• _Given request_
Reproduce this listing in full.

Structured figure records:
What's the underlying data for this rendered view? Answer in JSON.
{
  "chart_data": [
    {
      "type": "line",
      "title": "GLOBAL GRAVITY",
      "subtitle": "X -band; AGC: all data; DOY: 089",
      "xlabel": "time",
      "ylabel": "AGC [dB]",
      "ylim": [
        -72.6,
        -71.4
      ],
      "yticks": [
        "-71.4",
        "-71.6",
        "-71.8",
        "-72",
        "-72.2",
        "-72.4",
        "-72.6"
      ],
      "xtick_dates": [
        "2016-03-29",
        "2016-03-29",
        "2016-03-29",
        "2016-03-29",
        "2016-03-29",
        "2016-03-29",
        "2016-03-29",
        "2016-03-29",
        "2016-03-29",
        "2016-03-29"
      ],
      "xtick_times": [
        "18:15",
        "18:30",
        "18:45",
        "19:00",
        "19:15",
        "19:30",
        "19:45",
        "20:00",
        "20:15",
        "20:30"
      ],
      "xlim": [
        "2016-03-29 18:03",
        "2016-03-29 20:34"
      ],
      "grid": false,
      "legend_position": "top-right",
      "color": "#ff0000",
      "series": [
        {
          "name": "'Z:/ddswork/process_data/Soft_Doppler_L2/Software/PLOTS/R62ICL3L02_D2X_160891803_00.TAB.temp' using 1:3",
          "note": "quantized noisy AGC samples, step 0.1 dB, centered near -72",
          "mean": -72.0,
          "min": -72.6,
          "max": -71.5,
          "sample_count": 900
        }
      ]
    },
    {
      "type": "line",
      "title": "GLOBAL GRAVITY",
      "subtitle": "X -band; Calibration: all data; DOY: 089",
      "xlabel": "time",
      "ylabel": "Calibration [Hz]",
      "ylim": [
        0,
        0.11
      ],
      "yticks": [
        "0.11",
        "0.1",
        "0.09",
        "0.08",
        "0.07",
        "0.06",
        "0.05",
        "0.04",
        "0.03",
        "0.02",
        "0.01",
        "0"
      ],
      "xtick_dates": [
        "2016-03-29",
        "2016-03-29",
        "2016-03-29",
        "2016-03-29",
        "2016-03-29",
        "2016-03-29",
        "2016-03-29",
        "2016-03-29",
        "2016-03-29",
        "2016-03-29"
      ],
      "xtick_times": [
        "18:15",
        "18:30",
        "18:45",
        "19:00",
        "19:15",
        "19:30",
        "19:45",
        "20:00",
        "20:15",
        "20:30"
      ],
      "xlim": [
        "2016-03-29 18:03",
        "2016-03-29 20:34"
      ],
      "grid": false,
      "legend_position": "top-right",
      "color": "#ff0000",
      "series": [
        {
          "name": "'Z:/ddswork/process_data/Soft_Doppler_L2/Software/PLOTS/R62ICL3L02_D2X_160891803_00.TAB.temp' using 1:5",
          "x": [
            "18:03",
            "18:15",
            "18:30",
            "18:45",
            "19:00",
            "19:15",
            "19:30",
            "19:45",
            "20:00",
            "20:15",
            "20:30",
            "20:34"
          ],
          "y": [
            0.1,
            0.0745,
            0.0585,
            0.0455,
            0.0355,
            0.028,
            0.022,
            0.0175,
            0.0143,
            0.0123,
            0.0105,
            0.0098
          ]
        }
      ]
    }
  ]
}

• _Result for this exercise_
What's the underlying data for this rendered view? Answer in JSON.
{
  "chart_data": [
    {
      "type": "line",
      "title": "GLOBAL GRAVITY",
      "subtitle": "X -band; AGC: all data; DOY: 089",
      "xlabel": "time",
      "ylabel": "AGC [dB]",
      "ylim": [
        -72.6,
        -71.4
      ],
      "yticks": [
        "-71.4",
        "-71.6",
        "-71.8",
        "-72",
        "-72.2",
        "-72.4",
        "-72.6"
      ],
      "xtick_dates": [
        "2016-03-29",
        "2016-03-29",
        "2016-03-29",
        "2016-03-29",
        "2016-03-29",
        "2016-03-29",
        "2016-03-29",
        "2016-03-29",
        "2016-03-29",
        "2016-03-29"
      ],
      "xtick_times": [
        "18:15",
        "18:30",
        "18:45",
        "19:00",
        "19:15",
        "19:30",
        "19:45",
        "20:00",
        "20:15",
        "20:30"
      ],
      "xlim": [
        "2016-03-29 18:03",
        "2016-03-29 20:34"
      ],
      "grid": false,
      "legend_position": "top-right",
      "color": "#ff0000",
      "series": [
        {
          "name": "'Z:/ddswork/process_data/Soft_Doppler_L2/Software/PLOTS/R62ICL3L02_D2X_160891803_00.TAB.temp' using 1:3",
          "note": "quantized noisy AGC samples, step 0.1 dB, centered near -72",
          "mean": -72.0,
          "min": -72.6,
          "max": -71.5,
          "sample_count": 900
        }
      ]
    },
    {
      "type": "line",
      "title": "GLOBAL GRAVITY",
      "subtitle": "X -band; Calibration: all data; DOY: 089",
      "xlabel": "time",
      "ylabel": "Calibration [Hz]",
      "ylim": [
        0,
        0.11
      ],
      "yticks": [
        "0.11",
        "0.1",
        "0.09",
        "0.08",
        "0.07",
        "0.06",
        "0.05",
        "0.04",
        "0.03",
        "0.02",
        "0.01",
        "0"
      ],
      "xtick_dates": [
        "2016-03-29",
        "2016-03-29",
        "2016-03-29",
        "2016-03-29",
        "2016-03-29",
        "2016-03-29",
        "2016-03-29",
        "2016-03-29",
        "2016-03-29",
        "2016-03-29"
      ],
      "xtick_times": [
        "18:15",
        "18:30",
        "18:45",
        "19:00",
        "19:15",
        "19:30",
        "19:45",
        "20:00",
        "20:15",
        "20:30"
      ],
      "xlim": [
        "2016-03-29 18:03",
        "2016-03-29 20:34"
      ],
      "grid": false,
      "legend_position": "top-right",
      "color": "#ff0000",
      "series": [
        {
          "name": "'Z:/ddswork/process_data/Soft_Doppler_L2/Software/PLOTS/R62ICL3L02_D2X_160891803_00.TAB.temp' using 1:5",
          "x": [
            "18:03",
            "18:15",
            "18:30",
            "18:45",
            "19:00",
            "19:15",
            "19:30",
            "19:45",
            "20:00",
            "20:15",
            "20:30",
            "20:34"
          ],
          "y": [
            0.1,
            0.0745,
            0.0585,
            0.0455,
            0.0355,
            0.028,
            0.022,
            0.0175,
            0.0143,
            0.0123,
            0.0105,
            0.0098
          ]
        }
      ]
    }
  ]
}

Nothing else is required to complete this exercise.